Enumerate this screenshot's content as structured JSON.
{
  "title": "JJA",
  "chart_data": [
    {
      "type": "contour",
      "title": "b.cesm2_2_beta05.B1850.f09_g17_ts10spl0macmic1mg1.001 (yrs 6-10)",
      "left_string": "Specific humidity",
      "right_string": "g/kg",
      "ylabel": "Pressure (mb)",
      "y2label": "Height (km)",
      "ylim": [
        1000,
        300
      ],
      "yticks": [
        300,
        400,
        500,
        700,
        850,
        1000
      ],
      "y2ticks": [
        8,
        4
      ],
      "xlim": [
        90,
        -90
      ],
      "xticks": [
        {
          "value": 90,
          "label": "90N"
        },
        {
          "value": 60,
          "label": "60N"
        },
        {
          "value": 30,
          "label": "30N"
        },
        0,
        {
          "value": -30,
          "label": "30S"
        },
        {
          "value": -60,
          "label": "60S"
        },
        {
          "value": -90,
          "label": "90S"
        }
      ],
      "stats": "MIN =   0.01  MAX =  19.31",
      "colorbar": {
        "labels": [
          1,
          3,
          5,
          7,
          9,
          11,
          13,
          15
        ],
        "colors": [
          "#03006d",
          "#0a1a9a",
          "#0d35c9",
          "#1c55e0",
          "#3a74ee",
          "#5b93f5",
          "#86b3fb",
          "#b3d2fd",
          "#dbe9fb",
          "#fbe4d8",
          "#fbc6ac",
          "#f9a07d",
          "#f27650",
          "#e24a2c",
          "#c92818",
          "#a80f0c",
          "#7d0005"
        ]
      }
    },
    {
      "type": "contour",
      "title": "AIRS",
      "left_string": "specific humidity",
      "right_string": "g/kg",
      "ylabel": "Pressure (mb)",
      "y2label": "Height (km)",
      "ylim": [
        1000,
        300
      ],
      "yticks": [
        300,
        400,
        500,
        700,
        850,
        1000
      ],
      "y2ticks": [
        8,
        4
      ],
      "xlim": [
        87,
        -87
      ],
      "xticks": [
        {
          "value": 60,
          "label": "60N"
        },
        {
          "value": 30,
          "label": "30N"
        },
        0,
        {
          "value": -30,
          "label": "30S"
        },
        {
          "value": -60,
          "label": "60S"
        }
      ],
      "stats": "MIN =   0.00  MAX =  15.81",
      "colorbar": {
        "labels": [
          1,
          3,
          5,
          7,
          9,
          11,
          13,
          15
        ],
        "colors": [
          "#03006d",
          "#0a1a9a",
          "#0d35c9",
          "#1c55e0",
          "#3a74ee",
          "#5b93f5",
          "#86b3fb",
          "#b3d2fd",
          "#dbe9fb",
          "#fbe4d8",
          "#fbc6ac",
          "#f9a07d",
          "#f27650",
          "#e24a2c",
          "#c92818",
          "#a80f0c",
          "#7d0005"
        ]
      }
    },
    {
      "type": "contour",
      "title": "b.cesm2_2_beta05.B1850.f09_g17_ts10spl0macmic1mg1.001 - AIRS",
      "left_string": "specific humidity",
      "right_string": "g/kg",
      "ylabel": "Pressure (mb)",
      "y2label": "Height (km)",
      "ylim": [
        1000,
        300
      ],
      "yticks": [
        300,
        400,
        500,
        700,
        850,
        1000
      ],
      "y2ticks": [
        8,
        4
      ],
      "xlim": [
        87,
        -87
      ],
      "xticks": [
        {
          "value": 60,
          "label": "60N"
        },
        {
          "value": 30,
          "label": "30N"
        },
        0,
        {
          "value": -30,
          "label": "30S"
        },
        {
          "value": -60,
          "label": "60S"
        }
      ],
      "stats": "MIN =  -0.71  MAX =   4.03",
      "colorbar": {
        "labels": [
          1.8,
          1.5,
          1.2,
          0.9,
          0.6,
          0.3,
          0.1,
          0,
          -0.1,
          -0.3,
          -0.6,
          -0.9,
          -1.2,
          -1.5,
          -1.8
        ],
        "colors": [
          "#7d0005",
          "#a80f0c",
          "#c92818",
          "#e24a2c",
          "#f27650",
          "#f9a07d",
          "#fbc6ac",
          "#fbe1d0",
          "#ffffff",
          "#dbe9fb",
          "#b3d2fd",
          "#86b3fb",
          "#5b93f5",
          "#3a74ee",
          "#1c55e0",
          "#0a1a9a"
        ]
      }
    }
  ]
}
# # #
### Required task
Copy out each record from above, exactly.

### Result of the exercise
Enumerate this screenshot's content as structured JSON.
{
  "title": "JJA",
  "chart_data": [
    {
      "type": "contour",
      "title": "b.cesm2_2_beta05.B1850.f09_g17_ts10spl0macmic1mg1.001 (yrs 6-10)",
      "left_string": "Specific humidity",
      "right_string": "g/kg",
      "ylabel": "Pressure (mb)",
      "y2label": "Height (km)",
      "ylim": [
        1000,
        300
      ],
      "yticks": [
        300,
        400,
        500,
        700,
        850,
        1000
      ],
      "y2ticks": [
        8,
        4
      ],
      "xlim": [
        90,
        -90
      ],
      "xticks": [
        {
          "value": 90,
          "label": "90N"
        },
        {
          "value": 60,
          "label": "60N"
        },
        {
          "value": 30,
          "label": "30N"
        },
        0,
        {
          "value": -30,
          "label": "30S"
        },
        {
          "value": -60,
          "label": "60S"
        },
        {
          "value": -90,
          "label": "90S"
        }
      ],
      "stats": "MIN =   0.01  MAX =  19.31",
      "colorbar": {
        "labels": [
          1,
          3,
          5,
          7,
          9,
          11,
          13,
          15
        ],
        "colors": [
          "#03006d",
          "#0a1a9a",
          "#0d35c9",
          "#1c55e0",
          "#3a74ee",
          "#5b93f5",
          "#86b3fb",
          "#b3d2fd",
          "#dbe9fb",
          "#fbe4d8",
          "#fbc6ac",
          "#f9a07d",
          "#f27650",
          "#e24a2c",
          "#c92818",
          "#a80f0c",
          "#7d0005"
        ]
      }
    },
    {
      "type": "contour",
      "title": "AIRS",
      "left_string": "specific humidity",
      "right_string": "g/kg",
      "ylabel": "Pressure (mb)",
      "y2label": "Height (km)",
      "ylim": [
        1000,
        300
      ],
      "yticks": [
        300,
        400,
        500,
        700,
        850,
        1000
      ],
      "y2ticks": [
        8,
        4
      ],
      "xlim": [
        87,
        -87
      ],
      "xticks": [
        {
          "value": 60,
          "label": "60N"
        },
        {
          "value": 30,
          "label": "30N"
        },
        0,
        {
          "value": -30,
          "label": "30S"
        },
        {
          "value": -60,
          "label": "60S"
        }
      ],
      "stats": "MIN =   0.00  MAX =  15.81",
      "colorbar": {
        "labels": [
          1,
          3,
          5,
          7,
          9,
          11,
          13,
          15
        ],
        "colors": [
          "#03006d",
          "#0a1a9a",
          "#0d35c9",
          "#1c55e0",
          "#3a74ee",
          "#5b93f5",
          "#86b3fb",
          "#b3d2fd",
          "#dbe9fb",
          "#fbe4d8",
          "#fbc6ac",
          "#f9a07d",
          "#f27650",
          "#e24a2c",
          "#c92818",
          "#a80f0c",
          "#7d0005"
        ]
      }
    },
    {
      "type": "contour",
      "title": "b.cesm2_2_beta05.B1850.f09_g17_ts10spl0macmic1mg1.001 - AIRS",
      "left_string": "specific humidity",
      "right_string": "g/kg",
      "ylabel": "Pressure (mb)",
      "y2label": "Height (km)",
      "ylim": [
        1000,
        300
      ],
      "yticks": [
        300,
        400,
        500,
        700,
        850,
        1000
      ],
      "y2ticks": [
        8,
        4
      ],
      "xlim": [
        87,
        -87
      ],
      "xticks": [
        {
          "value": 60,
          "label": "60N"
        },
        {
          "value": 30,
          "label": "30N"
        },
        0,
        {
          "value": -30,
          "label": "30S"
        },
        {
          "value": -60,
          "label": "60S"
        }
      ],
      "stats": "MIN =  -0.71  MAX =   4.03",
      "colorbar": {
        "labels": [
          1.8,
          1.5,
          1.2,
          0.9,
          0.6,
          0.3,
          0.1,
          0,
          -0.1,
          -0.3,
          -0.6,
          -0.9,
          -1.2,
          -1.5,
          -1.8
        ],
        "colors": [
          "#7d0005",
          "#a80f0c",
          "#c92818",
          "#e24a2c",
          "#f27650",
          "#f9a07d",
          "#fbc6ac",
          "#fbe1d0",
          "#ffffff",
          "#dbe9fb",
          "#b3d2fd",
          "#86b3fb",
          "#5b93f5",
          "#3a74ee",
          "#1c55e0",
          "#0a1a9a"
        ]
      }
    }
  ]
}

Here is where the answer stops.